:: EXERCISE DESCRIPTION ::
Search the entries below. Return every line that has "this" in it.
___ RECORDS PROVIDED
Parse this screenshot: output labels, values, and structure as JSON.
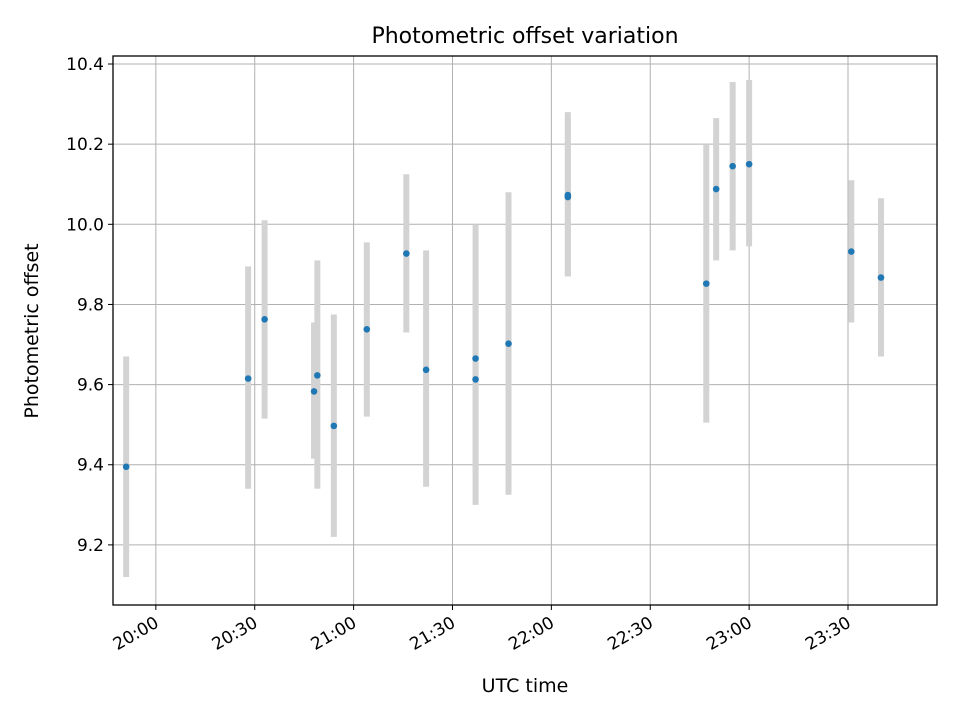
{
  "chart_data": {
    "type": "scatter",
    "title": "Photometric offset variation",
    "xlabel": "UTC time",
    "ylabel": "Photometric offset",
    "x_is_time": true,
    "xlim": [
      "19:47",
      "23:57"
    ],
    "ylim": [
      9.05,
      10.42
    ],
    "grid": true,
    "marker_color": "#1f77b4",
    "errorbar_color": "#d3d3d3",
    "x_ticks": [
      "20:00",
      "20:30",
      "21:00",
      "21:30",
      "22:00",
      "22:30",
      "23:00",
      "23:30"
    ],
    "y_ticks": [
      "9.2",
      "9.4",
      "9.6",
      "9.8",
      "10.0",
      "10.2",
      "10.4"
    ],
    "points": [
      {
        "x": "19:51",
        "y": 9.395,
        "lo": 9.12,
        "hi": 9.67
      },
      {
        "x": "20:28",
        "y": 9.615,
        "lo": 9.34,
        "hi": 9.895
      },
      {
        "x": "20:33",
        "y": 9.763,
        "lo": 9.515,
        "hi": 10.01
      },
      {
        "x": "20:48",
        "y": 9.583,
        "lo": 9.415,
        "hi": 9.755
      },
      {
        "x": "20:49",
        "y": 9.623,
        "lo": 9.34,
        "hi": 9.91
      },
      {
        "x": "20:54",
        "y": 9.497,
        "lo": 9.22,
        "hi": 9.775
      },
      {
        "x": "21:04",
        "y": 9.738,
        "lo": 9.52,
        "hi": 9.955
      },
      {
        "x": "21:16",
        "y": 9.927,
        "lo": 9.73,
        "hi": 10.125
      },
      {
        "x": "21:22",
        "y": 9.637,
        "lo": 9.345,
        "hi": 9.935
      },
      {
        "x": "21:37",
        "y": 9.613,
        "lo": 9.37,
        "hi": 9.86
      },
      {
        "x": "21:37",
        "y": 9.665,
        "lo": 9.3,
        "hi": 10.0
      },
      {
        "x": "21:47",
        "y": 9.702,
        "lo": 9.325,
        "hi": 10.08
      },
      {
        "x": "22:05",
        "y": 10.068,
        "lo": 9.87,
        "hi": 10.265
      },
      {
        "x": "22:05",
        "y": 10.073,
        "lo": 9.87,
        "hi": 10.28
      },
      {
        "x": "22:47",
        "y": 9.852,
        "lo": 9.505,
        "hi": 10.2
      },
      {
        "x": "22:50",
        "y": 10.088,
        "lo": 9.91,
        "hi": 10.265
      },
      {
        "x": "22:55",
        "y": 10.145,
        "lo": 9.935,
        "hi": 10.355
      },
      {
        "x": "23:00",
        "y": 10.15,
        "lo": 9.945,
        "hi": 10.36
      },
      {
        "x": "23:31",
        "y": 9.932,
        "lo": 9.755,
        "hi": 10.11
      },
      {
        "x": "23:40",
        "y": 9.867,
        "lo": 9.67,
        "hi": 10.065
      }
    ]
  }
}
______
___ RECORDS PROVIDED
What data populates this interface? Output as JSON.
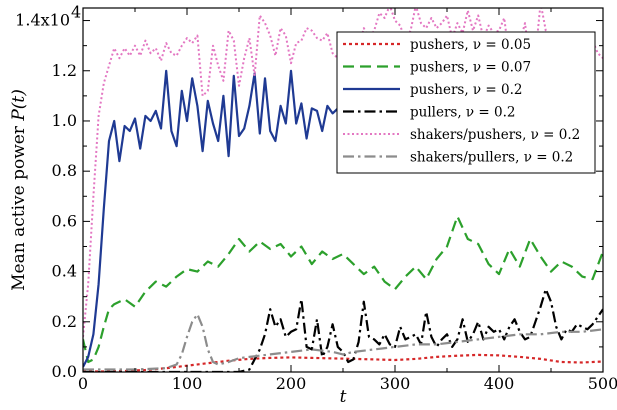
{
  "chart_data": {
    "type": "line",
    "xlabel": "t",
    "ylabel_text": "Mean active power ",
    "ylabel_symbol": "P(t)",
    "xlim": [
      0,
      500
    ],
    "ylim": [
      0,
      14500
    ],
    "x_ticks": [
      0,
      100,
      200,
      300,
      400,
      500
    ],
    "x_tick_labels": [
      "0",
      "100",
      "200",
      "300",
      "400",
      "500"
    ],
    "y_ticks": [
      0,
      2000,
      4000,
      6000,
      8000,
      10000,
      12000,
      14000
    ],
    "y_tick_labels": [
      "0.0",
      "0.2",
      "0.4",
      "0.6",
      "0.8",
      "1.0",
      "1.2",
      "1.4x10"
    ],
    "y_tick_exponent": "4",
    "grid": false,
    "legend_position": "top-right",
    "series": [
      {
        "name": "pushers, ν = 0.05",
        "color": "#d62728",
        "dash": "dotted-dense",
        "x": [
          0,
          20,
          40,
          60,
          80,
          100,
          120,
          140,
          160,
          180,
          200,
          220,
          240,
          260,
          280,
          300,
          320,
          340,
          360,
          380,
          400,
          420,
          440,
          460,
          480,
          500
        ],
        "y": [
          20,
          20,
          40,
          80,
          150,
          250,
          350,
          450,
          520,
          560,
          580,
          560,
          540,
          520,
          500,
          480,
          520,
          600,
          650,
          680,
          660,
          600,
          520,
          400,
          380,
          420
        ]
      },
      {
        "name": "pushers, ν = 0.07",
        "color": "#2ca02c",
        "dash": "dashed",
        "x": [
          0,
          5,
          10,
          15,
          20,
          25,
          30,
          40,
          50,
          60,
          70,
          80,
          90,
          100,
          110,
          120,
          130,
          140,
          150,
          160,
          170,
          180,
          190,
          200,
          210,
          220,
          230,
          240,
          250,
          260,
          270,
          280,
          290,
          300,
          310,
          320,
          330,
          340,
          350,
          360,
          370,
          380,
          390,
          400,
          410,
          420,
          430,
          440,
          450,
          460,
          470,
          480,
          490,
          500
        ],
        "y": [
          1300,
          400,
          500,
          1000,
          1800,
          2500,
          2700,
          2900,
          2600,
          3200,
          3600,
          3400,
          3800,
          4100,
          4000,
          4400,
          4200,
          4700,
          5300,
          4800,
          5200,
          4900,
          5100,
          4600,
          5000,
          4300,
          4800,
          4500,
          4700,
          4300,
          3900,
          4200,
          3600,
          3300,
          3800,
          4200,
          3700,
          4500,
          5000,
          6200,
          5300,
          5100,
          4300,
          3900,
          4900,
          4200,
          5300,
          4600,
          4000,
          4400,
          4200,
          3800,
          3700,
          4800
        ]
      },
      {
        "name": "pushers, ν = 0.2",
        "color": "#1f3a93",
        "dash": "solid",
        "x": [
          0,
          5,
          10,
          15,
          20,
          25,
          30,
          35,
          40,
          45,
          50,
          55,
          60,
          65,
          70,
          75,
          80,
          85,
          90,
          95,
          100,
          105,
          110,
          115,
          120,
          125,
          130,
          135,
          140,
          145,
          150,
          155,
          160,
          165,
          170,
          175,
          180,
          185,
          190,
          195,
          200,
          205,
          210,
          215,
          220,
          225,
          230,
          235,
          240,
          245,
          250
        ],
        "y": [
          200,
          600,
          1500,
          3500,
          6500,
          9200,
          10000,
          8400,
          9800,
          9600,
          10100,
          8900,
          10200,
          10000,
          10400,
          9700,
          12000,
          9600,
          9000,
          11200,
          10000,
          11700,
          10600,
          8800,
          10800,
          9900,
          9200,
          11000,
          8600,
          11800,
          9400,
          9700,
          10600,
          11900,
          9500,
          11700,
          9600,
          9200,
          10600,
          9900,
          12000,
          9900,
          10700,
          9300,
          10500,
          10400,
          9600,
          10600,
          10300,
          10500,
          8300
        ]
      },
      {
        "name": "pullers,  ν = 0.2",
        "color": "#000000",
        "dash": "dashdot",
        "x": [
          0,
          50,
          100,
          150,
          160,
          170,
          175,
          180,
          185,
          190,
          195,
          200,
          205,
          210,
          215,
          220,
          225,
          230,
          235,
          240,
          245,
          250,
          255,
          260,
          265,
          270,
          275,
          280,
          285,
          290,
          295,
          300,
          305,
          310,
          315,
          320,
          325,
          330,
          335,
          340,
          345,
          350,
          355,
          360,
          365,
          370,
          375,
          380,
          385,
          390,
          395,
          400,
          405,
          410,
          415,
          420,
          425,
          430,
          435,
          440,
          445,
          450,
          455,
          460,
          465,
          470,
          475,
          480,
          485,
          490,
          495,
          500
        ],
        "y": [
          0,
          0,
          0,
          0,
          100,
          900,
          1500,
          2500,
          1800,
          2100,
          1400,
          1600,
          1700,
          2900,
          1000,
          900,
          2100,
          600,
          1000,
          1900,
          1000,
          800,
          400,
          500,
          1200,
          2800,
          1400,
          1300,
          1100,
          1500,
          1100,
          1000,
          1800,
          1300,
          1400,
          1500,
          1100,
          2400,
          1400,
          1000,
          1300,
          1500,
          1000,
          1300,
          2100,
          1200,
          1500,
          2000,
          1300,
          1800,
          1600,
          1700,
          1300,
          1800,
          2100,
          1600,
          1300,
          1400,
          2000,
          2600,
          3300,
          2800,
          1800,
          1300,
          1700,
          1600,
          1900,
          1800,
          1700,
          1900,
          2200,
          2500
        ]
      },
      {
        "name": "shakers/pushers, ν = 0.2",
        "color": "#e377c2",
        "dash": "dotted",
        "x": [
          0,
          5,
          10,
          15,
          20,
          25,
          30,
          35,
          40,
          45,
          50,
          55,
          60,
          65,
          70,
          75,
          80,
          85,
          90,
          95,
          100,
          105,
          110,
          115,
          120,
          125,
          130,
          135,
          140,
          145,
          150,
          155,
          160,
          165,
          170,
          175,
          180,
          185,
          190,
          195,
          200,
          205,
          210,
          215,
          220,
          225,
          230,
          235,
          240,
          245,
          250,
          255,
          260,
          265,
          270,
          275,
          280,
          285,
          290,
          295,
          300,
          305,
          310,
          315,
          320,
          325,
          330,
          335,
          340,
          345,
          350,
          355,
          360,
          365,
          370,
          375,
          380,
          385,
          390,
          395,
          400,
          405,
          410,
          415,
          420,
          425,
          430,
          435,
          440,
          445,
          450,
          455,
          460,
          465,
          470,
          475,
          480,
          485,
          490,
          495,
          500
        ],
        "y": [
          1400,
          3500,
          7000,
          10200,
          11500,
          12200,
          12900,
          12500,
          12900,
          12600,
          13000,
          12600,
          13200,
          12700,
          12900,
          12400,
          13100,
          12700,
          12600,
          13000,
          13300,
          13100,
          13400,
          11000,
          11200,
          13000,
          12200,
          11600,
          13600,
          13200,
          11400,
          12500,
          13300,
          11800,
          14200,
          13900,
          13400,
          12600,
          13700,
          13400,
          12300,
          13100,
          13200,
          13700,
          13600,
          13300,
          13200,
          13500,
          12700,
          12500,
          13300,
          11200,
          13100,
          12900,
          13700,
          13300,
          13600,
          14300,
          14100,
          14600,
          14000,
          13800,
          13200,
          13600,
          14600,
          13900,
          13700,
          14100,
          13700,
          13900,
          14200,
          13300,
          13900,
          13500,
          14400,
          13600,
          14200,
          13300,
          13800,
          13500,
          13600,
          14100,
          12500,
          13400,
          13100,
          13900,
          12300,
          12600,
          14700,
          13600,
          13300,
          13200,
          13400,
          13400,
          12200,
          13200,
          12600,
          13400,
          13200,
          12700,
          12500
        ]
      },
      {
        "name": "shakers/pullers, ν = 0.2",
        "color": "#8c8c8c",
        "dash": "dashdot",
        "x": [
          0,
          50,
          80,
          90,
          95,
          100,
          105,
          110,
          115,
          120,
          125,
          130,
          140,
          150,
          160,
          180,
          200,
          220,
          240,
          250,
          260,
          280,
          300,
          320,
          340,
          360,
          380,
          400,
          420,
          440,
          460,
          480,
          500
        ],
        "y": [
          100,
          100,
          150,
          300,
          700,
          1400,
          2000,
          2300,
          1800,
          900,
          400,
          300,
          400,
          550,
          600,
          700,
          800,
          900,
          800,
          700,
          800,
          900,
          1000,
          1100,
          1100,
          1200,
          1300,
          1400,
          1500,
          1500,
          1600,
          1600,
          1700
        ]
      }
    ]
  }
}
______
:: FULL OUTPUT ::
Parse this screenshot: output labels, values, and structure as JSON.
What data populates this interface? Output as JSON.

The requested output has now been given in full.